How many lines in the records below hold the string "subtitle"? Please answer with the number and nothing more.

→ **INFORMATION PROVIDED**
^^^^
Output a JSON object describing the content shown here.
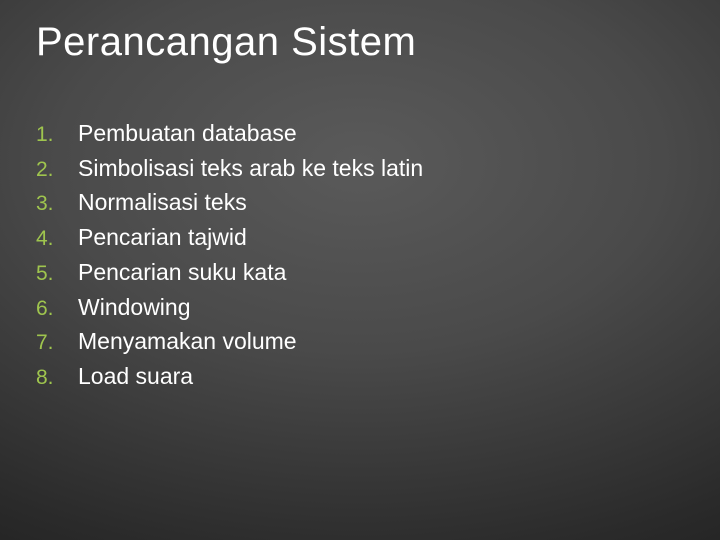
{
  "slide": {
    "title": "Perancangan Sistem",
    "items": [
      {
        "num": "1.",
        "text": "Pembuatan database"
      },
      {
        "num": "2.",
        "text": "Simbolisasi teks arab ke teks latin"
      },
      {
        "num": "3.",
        "text": "Normalisasi teks"
      },
      {
        "num": "4.",
        "text": "Pencarian tajwid"
      },
      {
        "num": "5.",
        "text": "Pencarian suku kata"
      },
      {
        "num": "6.",
        "text": "Windowing"
      },
      {
        "num": "7.",
        "text": "Menyamakan volume"
      },
      {
        "num": "8.",
        "text": "Load suara"
      }
    ],
    "colors": {
      "title": "#ffffff",
      "body_text": "#ffffff",
      "number": "#9fc54e",
      "bg_center": "#5a5a5a",
      "bg_outer": "#1a1a1a"
    },
    "fontsize": {
      "title": 40,
      "body": 23,
      "number": 21
    }
  }
}
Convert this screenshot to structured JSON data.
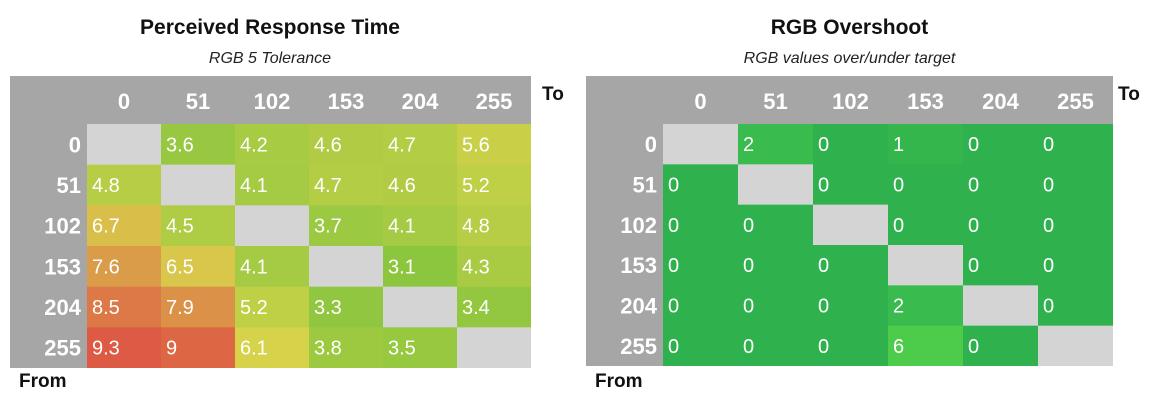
{
  "chart_data": [
    {
      "type": "heatmap",
      "title": "Perceived Response Time",
      "subtitle": "RGB 5 Tolerance",
      "to_label": "To",
      "from_label": "From",
      "columns": [
        "0",
        "51",
        "102",
        "153",
        "204",
        "255"
      ],
      "rows": [
        "0",
        "51",
        "102",
        "153",
        "204",
        "255"
      ],
      "values": [
        [
          null,
          3.6,
          4.2,
          4.6,
          4.7,
          5.6
        ],
        [
          4.8,
          null,
          4.1,
          4.7,
          4.6,
          5.2
        ],
        [
          6.7,
          4.5,
          null,
          3.7,
          4.1,
          4.8
        ],
        [
          7.6,
          6.5,
          4.1,
          null,
          3.1,
          4.3
        ],
        [
          8.5,
          7.9,
          5.2,
          3.3,
          null,
          3.4
        ],
        [
          9.3,
          9,
          6.1,
          3.8,
          3.5,
          null
        ]
      ],
      "color_scale": {
        "low": "#8cc63f",
        "mid": "#d8d34a",
        "high": "#dd5a45"
      },
      "empty_color": "#d4d4d4",
      "header_color": "#a6a6a6"
    },
    {
      "type": "heatmap",
      "title": "RGB Overshoot",
      "subtitle": "RGB values over/under target",
      "to_label": "To",
      "from_label": "From",
      "columns": [
        "0",
        "51",
        "102",
        "153",
        "204",
        "255"
      ],
      "rows": [
        "0",
        "51",
        "102",
        "153",
        "204",
        "255"
      ],
      "values": [
        [
          null,
          2,
          0,
          1,
          0,
          0
        ],
        [
          0,
          null,
          0,
          0,
          0,
          0
        ],
        [
          0,
          0,
          null,
          0,
          0,
          0
        ],
        [
          0,
          0,
          0,
          null,
          0,
          0
        ],
        [
          0,
          0,
          0,
          2,
          null,
          0
        ],
        [
          0,
          0,
          0,
          6,
          0,
          null
        ]
      ],
      "color_scale": {
        "low": "#2fb24e",
        "high": "#4ccc4a"
      },
      "empty_color": "#d4d4d4",
      "header_color": "#a6a6a6"
    }
  ]
}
^^^^
→ **TASK SOLUTION**
2